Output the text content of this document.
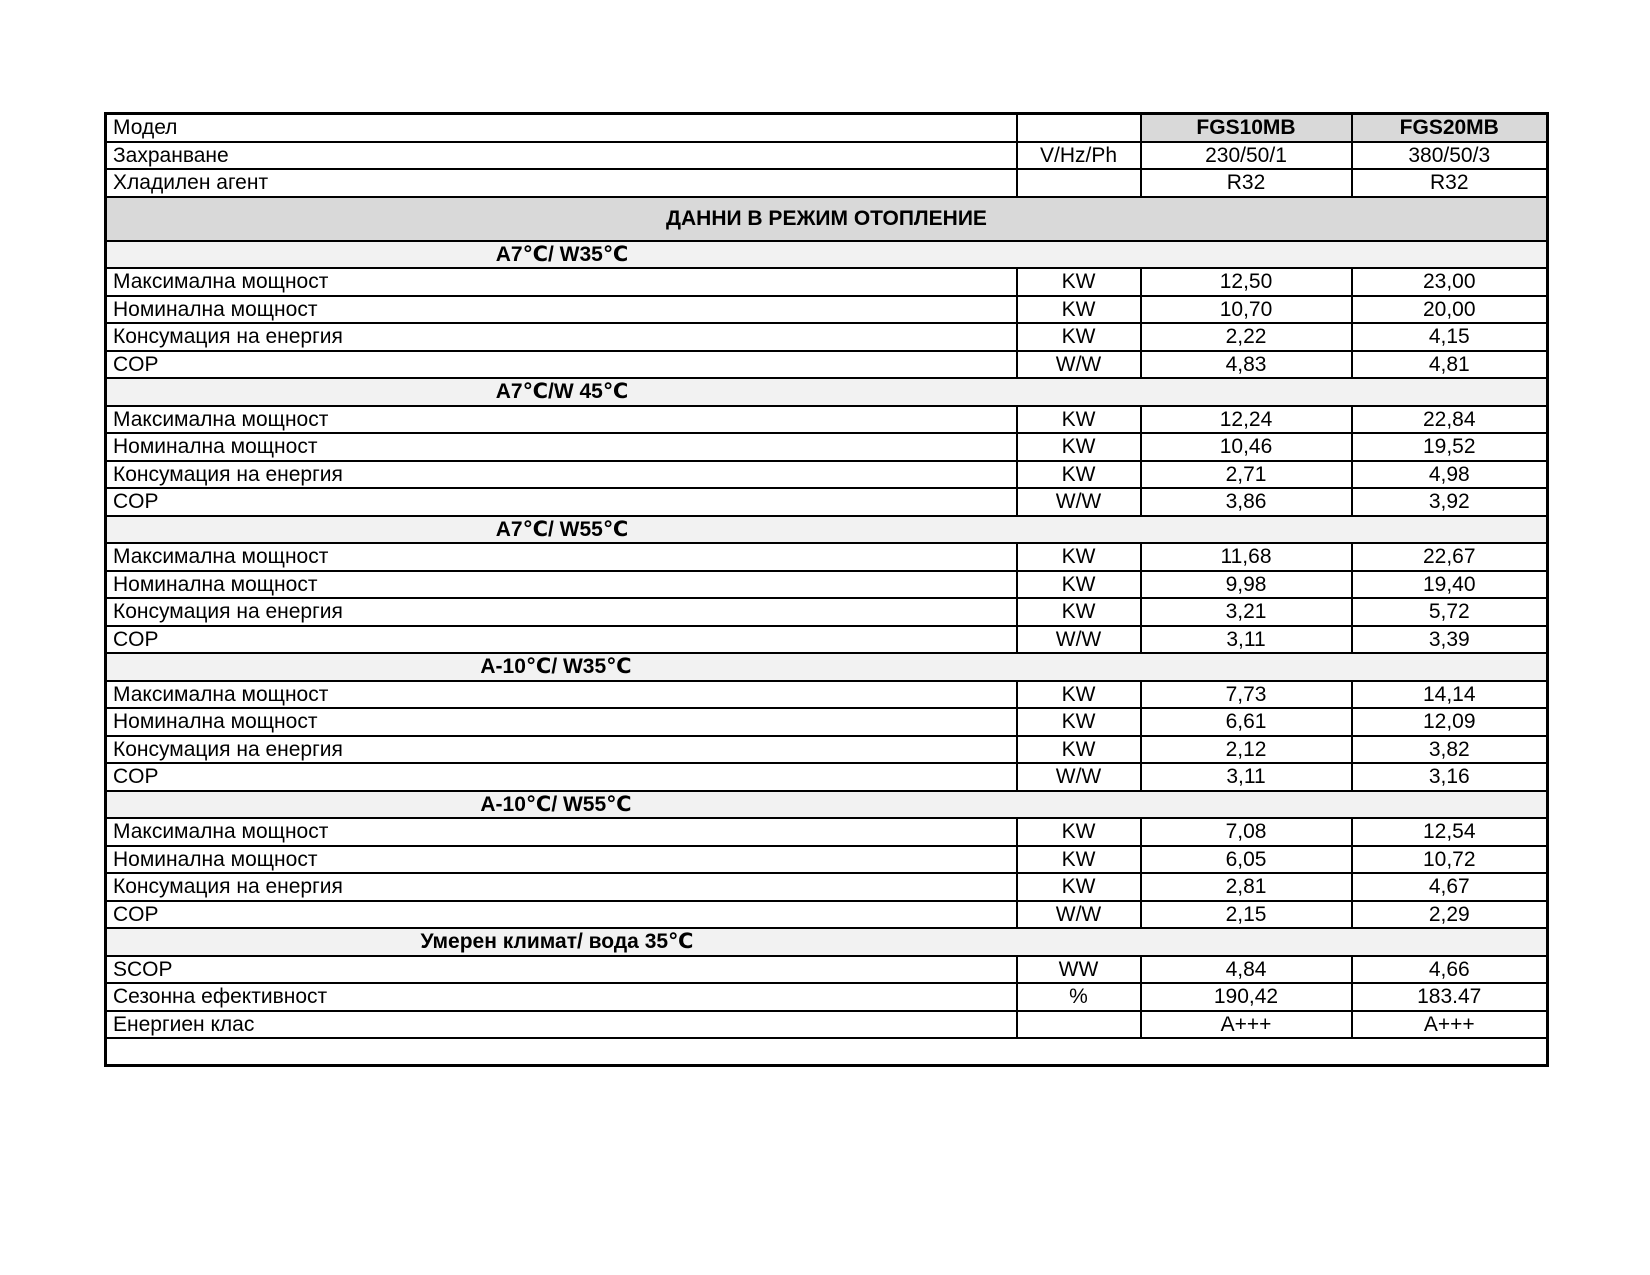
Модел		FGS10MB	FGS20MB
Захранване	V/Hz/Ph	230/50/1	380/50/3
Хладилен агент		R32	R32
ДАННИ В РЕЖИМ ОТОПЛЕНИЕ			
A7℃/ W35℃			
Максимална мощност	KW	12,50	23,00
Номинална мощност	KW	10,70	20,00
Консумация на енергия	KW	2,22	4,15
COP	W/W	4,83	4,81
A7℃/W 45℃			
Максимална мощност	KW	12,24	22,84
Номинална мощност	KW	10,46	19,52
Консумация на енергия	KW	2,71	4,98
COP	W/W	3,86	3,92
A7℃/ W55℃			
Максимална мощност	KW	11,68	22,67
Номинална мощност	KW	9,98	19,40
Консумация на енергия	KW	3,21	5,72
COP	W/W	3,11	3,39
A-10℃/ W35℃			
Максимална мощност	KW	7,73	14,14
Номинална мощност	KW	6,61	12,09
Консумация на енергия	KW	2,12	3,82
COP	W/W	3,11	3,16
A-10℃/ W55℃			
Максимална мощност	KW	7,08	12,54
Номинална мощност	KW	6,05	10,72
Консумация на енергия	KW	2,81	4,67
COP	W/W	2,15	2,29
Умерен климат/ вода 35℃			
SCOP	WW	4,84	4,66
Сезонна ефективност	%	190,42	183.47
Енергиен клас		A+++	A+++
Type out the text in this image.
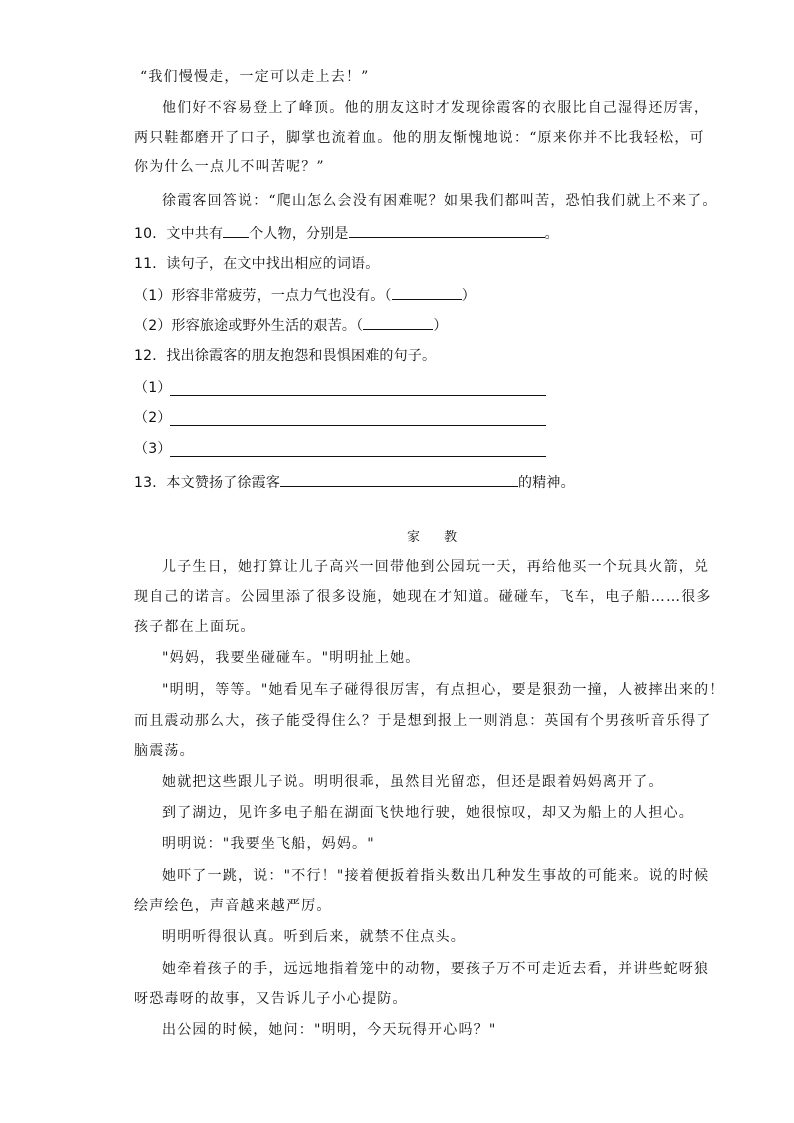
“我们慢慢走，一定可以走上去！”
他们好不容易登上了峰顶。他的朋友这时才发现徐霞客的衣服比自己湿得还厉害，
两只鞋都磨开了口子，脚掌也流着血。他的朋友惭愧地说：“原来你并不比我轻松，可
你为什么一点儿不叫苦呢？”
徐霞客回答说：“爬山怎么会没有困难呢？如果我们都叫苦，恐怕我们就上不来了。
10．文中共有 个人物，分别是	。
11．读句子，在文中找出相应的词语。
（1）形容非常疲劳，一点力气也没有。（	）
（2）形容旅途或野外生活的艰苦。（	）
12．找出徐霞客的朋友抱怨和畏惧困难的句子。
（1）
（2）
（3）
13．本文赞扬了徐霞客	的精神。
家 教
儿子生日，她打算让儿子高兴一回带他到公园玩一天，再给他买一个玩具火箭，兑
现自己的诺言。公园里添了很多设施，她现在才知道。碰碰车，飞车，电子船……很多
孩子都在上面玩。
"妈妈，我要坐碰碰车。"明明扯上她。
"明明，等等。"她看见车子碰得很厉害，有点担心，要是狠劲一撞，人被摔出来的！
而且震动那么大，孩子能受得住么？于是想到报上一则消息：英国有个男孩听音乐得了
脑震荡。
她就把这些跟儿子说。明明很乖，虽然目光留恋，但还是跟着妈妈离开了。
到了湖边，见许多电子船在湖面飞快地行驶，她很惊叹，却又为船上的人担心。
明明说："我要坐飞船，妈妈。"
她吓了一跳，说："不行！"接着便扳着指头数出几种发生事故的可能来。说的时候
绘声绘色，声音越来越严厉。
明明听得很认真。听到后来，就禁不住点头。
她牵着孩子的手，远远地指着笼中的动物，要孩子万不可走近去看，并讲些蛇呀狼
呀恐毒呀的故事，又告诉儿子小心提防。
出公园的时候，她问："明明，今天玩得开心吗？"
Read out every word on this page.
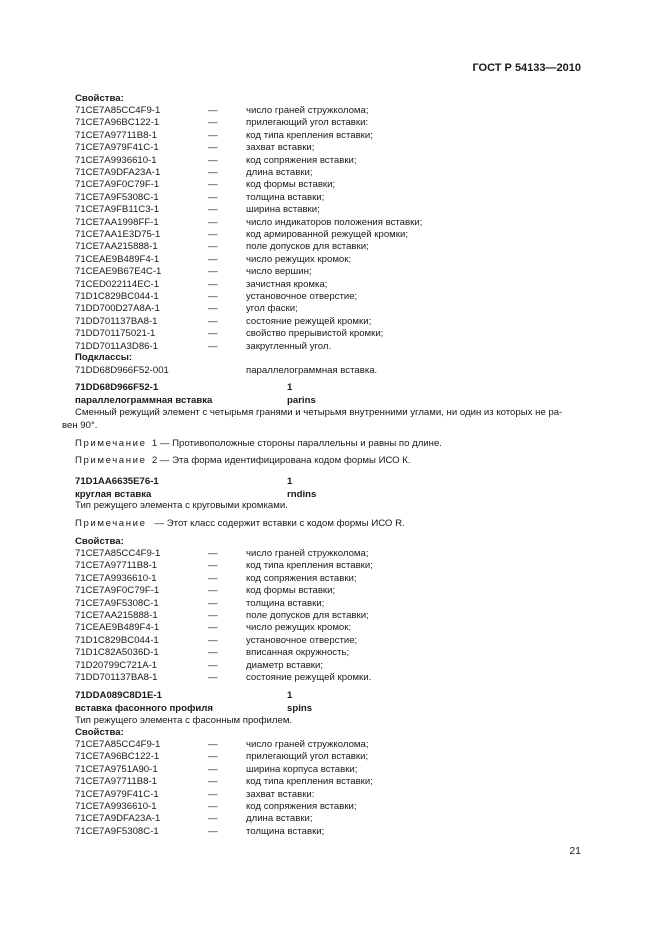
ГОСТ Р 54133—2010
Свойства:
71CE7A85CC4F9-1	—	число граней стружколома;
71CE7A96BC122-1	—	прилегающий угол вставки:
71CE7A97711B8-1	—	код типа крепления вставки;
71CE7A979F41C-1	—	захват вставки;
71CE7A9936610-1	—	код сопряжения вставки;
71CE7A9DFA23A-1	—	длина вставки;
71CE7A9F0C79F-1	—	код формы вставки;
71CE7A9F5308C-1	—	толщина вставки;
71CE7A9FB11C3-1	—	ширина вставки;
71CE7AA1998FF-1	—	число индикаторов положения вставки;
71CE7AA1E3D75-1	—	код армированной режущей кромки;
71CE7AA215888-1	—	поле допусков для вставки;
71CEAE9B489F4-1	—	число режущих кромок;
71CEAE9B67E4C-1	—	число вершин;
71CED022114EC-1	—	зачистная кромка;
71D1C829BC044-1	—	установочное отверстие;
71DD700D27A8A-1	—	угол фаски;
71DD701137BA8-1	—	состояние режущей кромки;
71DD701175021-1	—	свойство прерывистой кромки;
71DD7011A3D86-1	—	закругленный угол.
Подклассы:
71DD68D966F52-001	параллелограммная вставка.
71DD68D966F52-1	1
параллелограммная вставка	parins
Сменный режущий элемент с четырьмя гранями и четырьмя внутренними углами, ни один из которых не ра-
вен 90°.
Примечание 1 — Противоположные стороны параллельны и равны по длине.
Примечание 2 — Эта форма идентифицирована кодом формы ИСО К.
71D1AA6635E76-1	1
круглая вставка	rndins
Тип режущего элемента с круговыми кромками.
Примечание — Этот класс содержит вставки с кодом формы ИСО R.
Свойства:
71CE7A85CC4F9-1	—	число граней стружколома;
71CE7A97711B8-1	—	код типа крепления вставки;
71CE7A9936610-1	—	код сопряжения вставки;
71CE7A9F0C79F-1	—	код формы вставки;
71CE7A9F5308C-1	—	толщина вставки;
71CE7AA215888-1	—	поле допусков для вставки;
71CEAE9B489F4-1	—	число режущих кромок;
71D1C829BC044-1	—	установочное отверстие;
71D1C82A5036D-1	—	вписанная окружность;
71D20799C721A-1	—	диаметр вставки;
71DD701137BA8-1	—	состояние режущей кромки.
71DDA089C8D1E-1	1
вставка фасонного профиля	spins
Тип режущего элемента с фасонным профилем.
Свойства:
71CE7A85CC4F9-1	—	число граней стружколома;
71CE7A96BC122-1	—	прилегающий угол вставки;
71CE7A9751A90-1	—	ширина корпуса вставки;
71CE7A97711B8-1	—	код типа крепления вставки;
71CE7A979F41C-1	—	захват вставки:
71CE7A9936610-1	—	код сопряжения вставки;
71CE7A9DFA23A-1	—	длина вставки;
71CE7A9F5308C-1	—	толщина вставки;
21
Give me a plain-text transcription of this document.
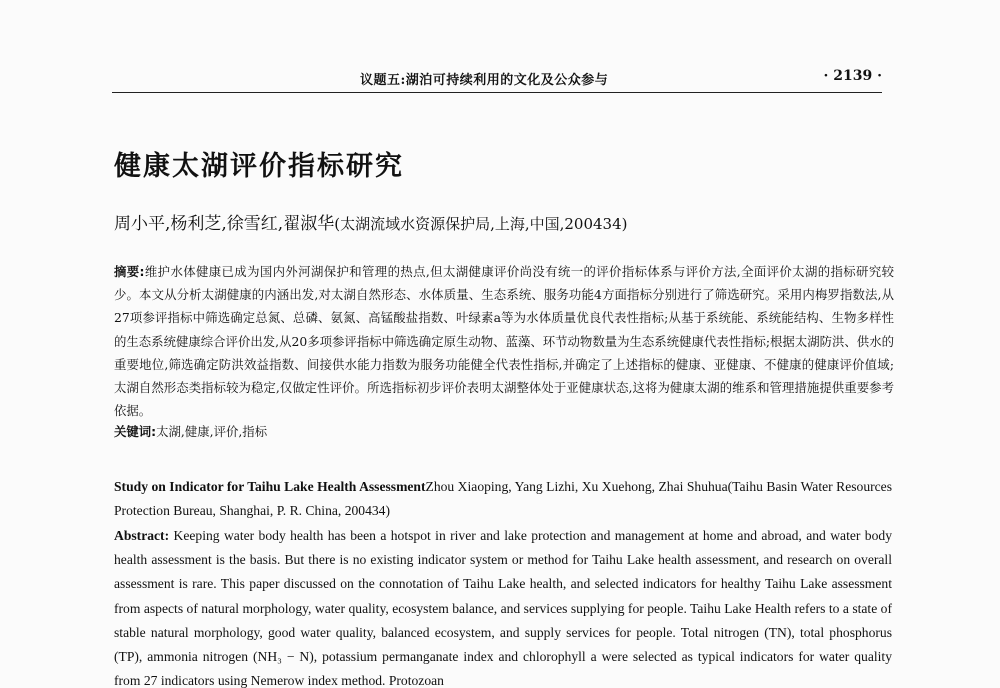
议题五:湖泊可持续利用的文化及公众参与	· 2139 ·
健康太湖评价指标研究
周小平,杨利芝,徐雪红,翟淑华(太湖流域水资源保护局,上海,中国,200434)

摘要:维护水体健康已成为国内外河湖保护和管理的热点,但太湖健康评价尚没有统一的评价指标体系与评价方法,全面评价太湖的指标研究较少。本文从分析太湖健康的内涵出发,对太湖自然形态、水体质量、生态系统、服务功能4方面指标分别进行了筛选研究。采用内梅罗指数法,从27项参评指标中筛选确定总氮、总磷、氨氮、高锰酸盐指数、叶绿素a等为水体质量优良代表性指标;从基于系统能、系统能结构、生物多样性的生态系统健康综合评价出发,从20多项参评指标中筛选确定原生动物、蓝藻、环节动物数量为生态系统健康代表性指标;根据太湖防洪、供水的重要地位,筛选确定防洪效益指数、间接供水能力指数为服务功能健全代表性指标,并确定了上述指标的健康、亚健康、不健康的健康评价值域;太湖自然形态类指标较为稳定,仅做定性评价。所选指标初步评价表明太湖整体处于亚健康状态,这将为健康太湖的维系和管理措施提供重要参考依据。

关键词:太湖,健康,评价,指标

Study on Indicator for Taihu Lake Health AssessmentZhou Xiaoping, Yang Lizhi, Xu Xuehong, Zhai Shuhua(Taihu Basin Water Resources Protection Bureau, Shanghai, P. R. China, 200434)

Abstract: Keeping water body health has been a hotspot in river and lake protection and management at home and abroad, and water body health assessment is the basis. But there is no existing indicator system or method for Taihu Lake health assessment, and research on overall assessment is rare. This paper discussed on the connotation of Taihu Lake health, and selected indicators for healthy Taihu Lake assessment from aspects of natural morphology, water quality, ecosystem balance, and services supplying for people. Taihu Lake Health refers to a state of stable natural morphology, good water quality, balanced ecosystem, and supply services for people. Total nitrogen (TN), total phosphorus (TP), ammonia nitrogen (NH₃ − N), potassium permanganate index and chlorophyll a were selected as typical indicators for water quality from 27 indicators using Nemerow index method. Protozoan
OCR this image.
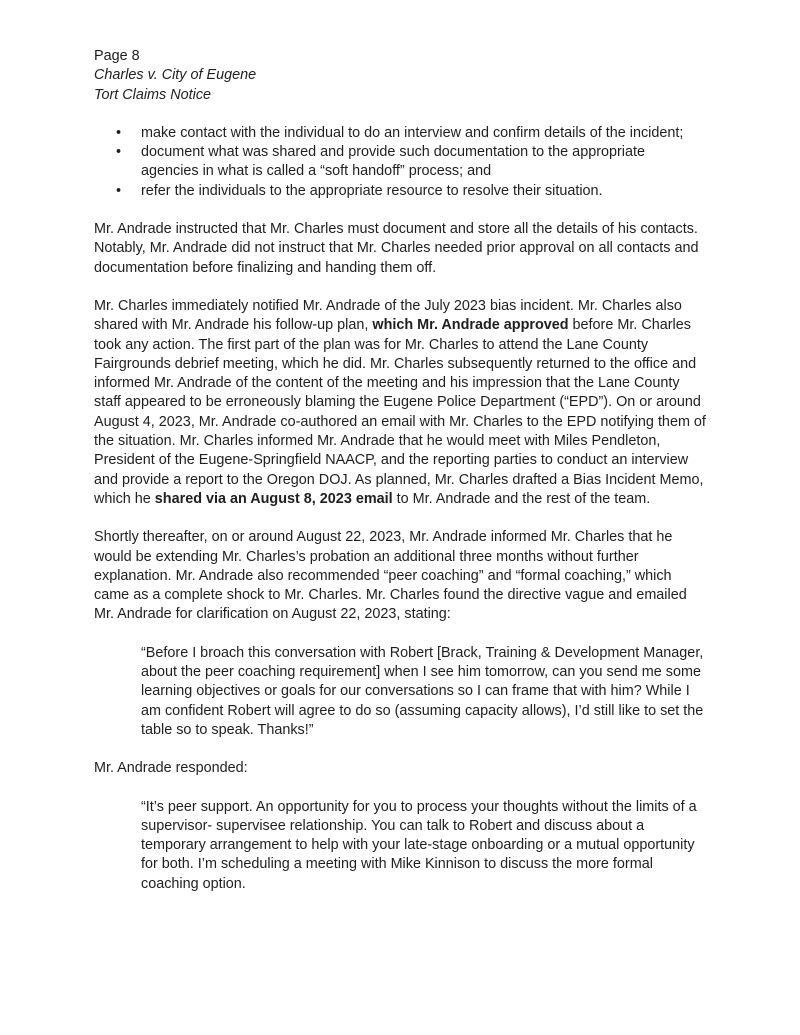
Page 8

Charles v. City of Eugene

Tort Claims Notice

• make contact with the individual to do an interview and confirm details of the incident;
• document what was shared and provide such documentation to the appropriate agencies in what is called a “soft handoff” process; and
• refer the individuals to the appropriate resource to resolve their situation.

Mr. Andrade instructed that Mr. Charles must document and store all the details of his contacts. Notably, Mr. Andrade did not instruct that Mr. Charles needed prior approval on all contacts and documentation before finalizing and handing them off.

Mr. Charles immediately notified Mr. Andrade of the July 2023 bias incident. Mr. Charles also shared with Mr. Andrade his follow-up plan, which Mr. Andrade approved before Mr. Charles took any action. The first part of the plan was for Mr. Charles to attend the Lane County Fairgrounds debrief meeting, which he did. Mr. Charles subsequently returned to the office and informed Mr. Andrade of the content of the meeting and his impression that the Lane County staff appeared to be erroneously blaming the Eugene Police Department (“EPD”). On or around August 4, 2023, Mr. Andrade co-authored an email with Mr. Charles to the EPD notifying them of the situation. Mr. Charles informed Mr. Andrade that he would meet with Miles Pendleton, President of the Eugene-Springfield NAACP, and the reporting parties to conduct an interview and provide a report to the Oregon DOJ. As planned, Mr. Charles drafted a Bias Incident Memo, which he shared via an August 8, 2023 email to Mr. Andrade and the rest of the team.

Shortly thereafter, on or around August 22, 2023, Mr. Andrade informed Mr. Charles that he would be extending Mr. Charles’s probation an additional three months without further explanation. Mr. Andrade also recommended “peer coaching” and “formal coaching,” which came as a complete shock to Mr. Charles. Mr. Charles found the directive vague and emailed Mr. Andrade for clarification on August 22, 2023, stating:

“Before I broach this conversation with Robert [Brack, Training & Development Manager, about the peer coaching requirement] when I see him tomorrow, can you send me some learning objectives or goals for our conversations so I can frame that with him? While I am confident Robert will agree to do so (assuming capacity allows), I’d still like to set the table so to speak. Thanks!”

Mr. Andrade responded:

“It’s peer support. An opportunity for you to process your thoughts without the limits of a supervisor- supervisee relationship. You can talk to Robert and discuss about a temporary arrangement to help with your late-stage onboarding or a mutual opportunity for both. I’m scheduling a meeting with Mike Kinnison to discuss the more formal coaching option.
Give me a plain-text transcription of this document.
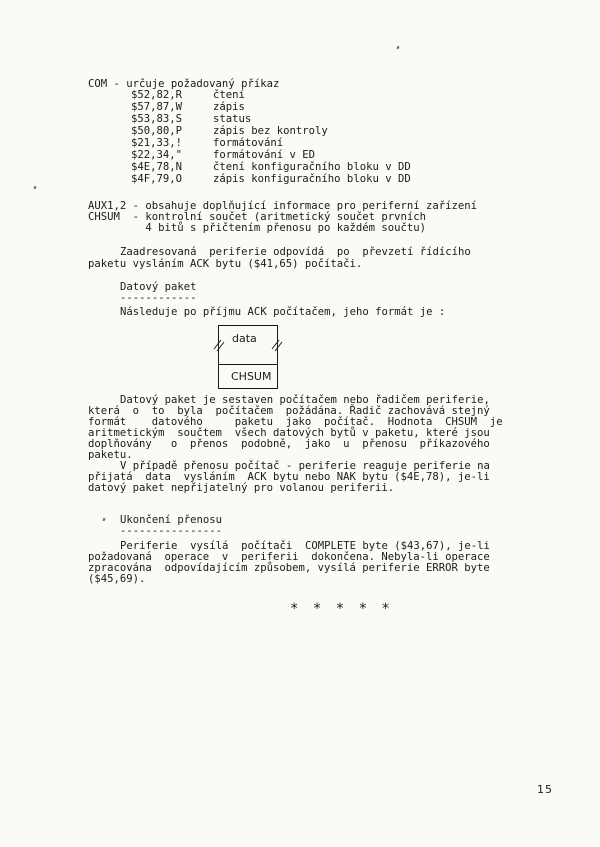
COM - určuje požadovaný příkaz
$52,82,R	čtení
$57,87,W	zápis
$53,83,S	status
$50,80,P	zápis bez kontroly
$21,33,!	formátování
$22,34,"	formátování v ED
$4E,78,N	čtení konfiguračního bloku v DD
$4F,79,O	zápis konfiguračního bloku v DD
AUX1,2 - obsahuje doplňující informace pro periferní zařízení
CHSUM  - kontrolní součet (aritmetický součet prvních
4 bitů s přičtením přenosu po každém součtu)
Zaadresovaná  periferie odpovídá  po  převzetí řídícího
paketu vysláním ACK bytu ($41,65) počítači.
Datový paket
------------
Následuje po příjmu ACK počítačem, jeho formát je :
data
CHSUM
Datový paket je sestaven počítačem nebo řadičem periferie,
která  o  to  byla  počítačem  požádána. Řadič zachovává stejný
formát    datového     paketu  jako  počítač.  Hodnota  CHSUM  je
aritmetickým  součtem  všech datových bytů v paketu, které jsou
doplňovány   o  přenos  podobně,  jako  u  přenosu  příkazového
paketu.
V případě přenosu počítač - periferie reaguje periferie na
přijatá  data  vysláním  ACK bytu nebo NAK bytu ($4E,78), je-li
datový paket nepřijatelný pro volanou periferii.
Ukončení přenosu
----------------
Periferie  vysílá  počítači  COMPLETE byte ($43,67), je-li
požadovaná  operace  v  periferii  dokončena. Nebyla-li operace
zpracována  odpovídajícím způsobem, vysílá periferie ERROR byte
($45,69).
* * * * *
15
☆ ☆ ☆ ☆ ☆ ☆ ☆
▶ _Challenge_
From the records above, pull out every line containing the word "periferii".

▶ _Exercise output_
datový paket nepřijatelný pro volanou periferii.
požadovaná  operace  v  periferii  dokončena. Nebyla-li operace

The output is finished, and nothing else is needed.